◆ Objective ◆
Filter the records below and copy every line containing the word "with".

◆ Extracted information ◆
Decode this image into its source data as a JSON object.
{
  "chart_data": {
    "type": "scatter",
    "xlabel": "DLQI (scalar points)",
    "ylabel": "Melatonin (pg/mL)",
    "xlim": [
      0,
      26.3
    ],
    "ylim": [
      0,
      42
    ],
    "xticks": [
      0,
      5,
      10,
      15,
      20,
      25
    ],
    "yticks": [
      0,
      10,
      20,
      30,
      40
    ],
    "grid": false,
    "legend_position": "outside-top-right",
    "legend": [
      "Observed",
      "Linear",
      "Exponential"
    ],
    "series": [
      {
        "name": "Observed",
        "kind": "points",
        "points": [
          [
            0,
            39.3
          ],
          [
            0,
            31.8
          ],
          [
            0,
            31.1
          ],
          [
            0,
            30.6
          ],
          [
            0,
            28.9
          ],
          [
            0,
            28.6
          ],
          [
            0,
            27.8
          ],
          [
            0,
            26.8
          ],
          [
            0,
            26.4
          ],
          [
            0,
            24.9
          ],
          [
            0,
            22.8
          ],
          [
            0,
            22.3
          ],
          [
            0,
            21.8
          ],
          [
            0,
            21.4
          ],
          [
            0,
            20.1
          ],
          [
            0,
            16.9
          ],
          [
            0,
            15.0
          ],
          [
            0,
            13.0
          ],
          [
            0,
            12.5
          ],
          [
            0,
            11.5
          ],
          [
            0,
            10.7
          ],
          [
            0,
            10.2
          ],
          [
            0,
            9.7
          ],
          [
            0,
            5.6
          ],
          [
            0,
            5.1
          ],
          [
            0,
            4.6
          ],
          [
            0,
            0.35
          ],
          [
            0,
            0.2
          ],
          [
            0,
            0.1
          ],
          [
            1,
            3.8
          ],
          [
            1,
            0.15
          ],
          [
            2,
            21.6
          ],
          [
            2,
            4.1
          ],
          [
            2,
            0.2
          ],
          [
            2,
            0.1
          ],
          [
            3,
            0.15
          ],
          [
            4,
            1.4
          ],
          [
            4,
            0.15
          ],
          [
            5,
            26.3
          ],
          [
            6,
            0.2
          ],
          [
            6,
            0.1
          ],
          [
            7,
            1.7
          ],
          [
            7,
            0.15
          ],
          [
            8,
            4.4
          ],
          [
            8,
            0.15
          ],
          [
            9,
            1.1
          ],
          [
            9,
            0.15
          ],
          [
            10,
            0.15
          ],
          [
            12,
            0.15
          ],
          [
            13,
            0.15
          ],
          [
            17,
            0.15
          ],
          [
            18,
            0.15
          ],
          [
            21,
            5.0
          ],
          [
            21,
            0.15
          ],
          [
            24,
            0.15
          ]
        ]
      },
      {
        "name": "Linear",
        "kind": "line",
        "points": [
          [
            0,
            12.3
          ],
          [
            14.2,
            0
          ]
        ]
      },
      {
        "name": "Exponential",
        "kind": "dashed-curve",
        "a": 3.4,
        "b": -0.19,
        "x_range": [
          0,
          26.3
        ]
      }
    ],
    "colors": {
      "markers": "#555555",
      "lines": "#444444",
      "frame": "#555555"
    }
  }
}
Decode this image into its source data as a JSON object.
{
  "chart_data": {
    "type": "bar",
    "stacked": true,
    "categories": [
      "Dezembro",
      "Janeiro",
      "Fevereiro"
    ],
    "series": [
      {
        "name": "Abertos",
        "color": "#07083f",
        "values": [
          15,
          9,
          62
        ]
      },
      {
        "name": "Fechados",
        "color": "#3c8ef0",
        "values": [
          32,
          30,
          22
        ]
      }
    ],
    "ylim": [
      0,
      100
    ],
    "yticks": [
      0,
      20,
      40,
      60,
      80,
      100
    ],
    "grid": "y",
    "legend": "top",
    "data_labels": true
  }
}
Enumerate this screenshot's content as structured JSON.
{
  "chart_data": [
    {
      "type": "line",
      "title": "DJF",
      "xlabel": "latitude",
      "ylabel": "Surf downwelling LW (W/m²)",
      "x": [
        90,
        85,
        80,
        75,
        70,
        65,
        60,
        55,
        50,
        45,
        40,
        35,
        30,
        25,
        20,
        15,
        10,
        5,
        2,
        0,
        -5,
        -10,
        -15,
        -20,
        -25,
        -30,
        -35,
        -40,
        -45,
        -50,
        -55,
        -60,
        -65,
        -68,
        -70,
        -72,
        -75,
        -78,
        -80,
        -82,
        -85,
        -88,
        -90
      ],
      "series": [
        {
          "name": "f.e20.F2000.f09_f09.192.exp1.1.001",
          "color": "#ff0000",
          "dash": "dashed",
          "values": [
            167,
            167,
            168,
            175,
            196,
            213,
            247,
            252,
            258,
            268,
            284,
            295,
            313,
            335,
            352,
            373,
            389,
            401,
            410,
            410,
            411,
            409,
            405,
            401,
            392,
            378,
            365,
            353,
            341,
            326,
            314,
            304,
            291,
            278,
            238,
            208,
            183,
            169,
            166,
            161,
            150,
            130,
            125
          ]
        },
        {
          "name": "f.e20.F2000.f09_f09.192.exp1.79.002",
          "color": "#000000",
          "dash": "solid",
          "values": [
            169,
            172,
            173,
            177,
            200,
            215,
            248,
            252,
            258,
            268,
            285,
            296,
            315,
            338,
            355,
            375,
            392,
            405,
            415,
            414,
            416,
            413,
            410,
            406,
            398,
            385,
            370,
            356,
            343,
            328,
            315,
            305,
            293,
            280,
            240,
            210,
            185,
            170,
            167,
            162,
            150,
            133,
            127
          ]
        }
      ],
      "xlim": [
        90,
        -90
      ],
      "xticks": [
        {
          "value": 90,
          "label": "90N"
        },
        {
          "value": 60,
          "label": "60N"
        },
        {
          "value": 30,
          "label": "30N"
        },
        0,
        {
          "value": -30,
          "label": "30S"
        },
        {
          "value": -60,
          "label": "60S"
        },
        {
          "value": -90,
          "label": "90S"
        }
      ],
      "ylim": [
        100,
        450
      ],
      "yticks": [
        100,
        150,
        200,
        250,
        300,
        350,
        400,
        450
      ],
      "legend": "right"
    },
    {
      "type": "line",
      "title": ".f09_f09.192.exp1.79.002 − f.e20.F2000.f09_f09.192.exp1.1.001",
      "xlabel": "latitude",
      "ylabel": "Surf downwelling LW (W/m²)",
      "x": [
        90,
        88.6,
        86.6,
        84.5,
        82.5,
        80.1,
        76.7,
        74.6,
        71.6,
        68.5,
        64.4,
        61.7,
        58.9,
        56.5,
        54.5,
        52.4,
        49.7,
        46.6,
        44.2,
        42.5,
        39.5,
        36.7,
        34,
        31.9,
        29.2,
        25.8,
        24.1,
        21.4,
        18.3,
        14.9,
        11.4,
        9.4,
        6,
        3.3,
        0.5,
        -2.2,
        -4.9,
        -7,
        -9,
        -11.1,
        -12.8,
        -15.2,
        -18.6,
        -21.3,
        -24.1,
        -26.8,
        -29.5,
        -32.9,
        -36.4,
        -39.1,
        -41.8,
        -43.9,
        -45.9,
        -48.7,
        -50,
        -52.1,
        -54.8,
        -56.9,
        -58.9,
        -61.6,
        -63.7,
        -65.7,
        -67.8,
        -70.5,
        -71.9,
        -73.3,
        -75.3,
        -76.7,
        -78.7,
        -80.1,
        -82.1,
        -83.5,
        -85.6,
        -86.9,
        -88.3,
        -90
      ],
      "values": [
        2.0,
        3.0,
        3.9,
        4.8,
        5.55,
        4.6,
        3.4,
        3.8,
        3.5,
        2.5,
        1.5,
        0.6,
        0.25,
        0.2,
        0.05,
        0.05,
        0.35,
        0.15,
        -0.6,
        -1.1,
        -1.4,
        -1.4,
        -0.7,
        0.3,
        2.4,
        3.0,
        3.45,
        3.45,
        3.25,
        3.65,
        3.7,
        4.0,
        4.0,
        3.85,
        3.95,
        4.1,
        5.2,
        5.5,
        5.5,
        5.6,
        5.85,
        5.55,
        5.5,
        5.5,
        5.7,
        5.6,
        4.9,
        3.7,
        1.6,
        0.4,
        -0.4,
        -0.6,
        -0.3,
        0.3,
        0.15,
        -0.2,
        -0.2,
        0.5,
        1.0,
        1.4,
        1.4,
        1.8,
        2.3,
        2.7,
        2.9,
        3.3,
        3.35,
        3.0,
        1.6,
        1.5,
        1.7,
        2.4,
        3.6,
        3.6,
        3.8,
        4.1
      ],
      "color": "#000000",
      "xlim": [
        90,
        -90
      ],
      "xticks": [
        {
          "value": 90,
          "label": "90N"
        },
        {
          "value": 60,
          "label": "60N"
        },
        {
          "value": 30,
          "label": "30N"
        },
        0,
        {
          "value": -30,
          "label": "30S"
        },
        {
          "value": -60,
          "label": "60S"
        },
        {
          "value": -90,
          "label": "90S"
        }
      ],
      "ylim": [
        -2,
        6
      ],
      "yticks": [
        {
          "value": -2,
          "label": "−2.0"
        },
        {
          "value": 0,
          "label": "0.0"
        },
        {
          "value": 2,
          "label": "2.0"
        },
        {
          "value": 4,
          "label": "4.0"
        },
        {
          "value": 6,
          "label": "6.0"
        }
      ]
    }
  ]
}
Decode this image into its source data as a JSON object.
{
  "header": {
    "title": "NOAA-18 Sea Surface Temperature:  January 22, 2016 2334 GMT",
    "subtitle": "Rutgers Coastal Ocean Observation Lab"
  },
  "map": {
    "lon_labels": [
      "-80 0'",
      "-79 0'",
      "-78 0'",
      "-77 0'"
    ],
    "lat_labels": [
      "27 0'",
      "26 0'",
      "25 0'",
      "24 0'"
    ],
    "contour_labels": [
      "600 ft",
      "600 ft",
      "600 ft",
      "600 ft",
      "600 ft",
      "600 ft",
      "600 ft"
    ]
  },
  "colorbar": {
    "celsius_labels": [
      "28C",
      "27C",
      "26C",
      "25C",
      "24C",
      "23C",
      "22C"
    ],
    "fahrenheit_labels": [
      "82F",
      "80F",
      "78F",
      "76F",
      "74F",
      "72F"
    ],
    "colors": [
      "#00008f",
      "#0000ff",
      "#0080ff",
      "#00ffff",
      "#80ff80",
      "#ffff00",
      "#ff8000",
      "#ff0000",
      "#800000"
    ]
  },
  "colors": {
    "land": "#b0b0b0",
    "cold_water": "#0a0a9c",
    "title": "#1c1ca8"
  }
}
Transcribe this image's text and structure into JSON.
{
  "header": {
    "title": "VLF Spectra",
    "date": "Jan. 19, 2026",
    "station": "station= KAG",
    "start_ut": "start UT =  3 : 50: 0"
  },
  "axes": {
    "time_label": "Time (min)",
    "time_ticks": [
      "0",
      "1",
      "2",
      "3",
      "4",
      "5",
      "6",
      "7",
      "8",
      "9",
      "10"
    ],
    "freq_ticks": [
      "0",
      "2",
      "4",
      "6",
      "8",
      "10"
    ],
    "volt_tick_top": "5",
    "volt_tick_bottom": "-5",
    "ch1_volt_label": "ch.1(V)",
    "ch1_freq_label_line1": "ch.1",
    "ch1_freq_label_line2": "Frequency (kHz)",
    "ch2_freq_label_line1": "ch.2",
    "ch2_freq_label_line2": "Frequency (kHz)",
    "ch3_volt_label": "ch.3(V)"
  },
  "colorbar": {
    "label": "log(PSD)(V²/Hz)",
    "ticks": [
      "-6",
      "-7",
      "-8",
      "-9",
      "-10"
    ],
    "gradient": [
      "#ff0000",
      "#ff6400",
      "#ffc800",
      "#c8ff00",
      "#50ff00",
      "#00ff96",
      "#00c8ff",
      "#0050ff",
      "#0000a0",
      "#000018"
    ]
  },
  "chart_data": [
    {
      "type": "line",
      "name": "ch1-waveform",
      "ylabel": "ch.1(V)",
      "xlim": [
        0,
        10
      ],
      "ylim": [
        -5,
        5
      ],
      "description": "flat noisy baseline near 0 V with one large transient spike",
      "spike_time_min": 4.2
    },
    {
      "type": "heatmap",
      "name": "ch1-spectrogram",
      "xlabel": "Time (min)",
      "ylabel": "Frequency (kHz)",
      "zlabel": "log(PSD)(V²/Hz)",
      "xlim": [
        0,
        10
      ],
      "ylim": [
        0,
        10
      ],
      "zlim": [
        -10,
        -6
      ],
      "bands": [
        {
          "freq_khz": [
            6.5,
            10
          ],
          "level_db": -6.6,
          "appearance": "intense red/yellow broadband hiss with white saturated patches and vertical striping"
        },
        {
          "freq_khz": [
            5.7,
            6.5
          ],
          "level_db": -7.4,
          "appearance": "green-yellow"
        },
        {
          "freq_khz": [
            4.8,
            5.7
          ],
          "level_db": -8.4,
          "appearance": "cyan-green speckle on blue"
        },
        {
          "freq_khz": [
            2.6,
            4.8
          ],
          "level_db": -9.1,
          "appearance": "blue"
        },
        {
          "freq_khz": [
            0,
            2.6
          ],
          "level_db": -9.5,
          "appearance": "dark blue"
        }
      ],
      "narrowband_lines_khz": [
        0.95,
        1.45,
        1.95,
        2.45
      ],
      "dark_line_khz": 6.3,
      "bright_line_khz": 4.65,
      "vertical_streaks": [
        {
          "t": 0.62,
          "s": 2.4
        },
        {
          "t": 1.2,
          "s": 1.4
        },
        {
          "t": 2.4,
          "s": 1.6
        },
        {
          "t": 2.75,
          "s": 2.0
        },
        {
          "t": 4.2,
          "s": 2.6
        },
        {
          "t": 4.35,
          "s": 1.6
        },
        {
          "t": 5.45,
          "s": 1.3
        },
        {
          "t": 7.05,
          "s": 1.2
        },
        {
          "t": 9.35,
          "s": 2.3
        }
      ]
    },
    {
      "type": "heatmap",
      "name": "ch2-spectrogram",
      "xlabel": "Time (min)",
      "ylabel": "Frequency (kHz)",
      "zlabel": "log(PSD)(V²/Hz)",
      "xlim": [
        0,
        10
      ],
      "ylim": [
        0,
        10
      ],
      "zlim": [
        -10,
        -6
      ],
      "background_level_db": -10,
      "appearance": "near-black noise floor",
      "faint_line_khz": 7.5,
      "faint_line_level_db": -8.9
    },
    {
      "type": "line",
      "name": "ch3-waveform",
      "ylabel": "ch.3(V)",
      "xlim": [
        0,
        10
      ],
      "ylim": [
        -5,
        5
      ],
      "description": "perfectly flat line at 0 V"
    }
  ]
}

◆ Solution ◆
      "description": "flat noisy baseline near 0 V with one large transient spike",
          "appearance": "intense red/yellow broadband hiss with white saturated patches and vertical striping"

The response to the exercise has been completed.